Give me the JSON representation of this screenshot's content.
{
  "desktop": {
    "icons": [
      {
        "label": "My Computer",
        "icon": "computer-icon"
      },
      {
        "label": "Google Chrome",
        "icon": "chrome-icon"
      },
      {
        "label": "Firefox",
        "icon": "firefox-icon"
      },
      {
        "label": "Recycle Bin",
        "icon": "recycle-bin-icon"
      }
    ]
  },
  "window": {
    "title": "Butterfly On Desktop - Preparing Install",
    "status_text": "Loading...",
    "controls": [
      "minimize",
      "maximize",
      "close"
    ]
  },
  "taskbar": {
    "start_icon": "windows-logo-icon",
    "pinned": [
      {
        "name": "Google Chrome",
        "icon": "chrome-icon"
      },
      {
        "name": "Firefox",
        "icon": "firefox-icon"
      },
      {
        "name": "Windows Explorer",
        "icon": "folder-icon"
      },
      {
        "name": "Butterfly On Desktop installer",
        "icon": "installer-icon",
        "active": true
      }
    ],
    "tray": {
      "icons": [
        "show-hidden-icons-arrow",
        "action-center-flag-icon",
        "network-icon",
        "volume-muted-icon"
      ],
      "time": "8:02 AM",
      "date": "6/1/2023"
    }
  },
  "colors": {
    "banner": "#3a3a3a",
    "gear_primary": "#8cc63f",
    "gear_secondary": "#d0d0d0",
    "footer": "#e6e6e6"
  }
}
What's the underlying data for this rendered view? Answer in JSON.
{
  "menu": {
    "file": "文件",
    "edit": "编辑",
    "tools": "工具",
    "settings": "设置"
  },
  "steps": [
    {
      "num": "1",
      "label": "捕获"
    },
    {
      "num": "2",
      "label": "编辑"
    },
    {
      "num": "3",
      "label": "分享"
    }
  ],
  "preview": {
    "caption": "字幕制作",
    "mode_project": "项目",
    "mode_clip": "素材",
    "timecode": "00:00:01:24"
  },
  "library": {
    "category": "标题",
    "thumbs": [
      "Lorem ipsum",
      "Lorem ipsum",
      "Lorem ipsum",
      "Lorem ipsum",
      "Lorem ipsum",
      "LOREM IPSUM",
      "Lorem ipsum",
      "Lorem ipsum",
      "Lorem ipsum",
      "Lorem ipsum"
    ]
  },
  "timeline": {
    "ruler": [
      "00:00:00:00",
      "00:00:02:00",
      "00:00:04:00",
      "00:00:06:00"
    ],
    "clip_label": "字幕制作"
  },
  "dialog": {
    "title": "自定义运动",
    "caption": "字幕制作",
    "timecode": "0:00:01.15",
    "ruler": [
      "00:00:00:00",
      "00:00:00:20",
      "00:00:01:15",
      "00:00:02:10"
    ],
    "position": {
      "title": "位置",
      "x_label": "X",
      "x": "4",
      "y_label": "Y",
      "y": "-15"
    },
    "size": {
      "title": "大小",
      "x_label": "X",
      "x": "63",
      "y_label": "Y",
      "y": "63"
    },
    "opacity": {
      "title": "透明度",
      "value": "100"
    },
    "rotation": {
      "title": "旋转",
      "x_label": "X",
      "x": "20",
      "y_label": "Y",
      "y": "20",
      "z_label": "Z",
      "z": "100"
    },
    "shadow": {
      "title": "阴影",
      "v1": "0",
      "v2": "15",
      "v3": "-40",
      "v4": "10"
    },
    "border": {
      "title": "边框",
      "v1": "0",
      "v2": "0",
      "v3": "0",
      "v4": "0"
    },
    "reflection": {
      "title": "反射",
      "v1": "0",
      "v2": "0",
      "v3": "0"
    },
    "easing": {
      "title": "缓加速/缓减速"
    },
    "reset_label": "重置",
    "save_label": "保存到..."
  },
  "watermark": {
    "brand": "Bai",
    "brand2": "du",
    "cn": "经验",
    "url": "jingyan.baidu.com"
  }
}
·····
Your objective -> Lines holding the word "JSON" in the entries above are the ones to pull out. Copy them all.

Answer to this task ->
Give me the JSON representation of this screenshot's content.
What's the underlying data for this rendered view? Answer in JSON.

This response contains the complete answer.